**To do**
Locate the word "this" in the material, then show every line that holds it.

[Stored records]
^^^^
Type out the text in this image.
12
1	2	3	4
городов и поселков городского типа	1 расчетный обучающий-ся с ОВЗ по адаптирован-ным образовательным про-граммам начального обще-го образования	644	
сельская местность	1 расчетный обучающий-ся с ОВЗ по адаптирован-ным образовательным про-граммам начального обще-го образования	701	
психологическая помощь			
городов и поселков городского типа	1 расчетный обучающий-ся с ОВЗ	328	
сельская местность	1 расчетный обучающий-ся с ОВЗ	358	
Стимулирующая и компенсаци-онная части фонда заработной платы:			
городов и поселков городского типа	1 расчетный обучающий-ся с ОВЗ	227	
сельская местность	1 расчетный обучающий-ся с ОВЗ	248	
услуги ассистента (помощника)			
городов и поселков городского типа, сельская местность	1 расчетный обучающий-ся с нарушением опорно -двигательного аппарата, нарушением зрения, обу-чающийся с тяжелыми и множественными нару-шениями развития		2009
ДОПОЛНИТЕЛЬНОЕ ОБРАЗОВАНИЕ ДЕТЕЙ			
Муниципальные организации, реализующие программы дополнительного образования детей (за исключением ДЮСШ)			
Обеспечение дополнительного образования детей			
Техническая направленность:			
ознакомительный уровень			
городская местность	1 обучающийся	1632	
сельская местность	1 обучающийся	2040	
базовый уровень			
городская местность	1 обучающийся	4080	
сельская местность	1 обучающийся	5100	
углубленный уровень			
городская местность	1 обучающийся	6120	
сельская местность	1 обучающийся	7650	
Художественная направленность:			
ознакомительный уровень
^^^^
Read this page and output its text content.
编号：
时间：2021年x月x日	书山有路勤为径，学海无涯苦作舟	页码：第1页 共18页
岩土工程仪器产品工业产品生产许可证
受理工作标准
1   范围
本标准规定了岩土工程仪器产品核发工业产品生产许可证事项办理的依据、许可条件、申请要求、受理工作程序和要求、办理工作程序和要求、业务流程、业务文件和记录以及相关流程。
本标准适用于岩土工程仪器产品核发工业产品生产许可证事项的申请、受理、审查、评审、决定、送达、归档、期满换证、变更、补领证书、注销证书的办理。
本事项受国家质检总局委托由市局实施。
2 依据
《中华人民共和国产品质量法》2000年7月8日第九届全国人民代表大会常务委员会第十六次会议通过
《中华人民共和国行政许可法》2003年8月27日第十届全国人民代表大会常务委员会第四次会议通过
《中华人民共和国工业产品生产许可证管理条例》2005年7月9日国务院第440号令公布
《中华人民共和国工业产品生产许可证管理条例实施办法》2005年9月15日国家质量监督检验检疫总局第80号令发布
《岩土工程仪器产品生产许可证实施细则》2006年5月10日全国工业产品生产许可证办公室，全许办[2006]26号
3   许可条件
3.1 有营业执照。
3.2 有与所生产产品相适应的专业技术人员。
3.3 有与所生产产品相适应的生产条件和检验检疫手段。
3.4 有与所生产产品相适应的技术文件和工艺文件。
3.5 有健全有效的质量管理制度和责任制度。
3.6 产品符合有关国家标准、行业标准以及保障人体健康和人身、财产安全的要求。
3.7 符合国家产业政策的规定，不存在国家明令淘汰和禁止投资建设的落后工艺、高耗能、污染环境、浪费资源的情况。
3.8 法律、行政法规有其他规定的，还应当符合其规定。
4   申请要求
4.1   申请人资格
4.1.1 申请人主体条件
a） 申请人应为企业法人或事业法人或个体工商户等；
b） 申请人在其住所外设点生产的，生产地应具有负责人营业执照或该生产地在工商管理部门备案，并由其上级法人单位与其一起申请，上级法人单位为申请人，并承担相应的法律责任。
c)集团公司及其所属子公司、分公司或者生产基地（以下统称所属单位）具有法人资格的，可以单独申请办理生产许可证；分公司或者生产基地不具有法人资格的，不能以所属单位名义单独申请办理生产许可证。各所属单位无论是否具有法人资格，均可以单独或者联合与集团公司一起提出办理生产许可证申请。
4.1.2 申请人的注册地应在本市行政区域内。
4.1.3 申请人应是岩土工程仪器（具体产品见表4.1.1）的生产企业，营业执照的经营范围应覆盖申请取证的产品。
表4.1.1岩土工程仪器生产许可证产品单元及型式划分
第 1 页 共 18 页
^^^^
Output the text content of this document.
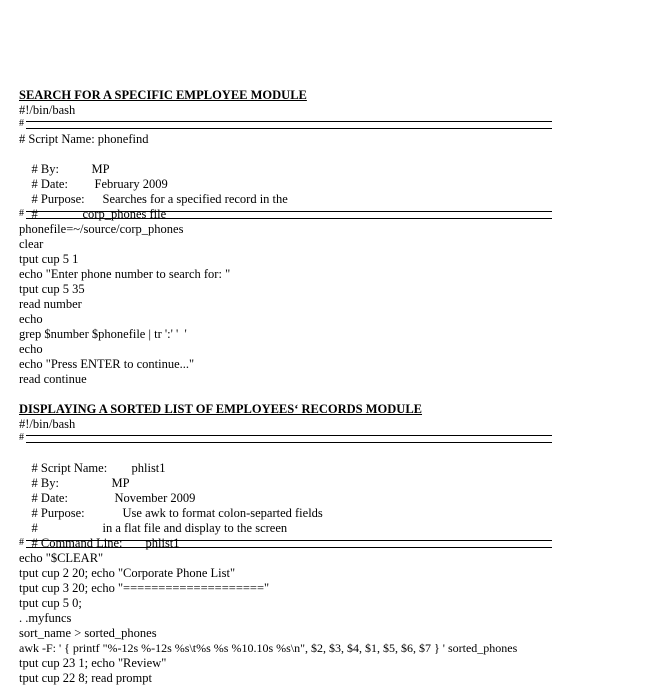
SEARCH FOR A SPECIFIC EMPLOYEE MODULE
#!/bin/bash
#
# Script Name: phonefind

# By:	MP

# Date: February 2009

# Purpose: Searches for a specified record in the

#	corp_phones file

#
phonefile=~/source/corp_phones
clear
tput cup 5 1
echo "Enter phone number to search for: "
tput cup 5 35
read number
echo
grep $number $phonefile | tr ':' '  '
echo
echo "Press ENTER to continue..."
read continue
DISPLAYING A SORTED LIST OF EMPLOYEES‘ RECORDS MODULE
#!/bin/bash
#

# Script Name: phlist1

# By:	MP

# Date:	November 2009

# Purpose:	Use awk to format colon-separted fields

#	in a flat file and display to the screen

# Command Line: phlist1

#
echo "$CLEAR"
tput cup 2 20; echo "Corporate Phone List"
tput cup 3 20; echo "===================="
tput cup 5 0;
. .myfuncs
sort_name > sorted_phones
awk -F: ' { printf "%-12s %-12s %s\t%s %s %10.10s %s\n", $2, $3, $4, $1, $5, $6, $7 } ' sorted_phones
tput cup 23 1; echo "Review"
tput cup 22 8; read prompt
^^^^
**Exercise output**
Type out the text in this image.
Read this page and output its text content.
Output the text content of this document.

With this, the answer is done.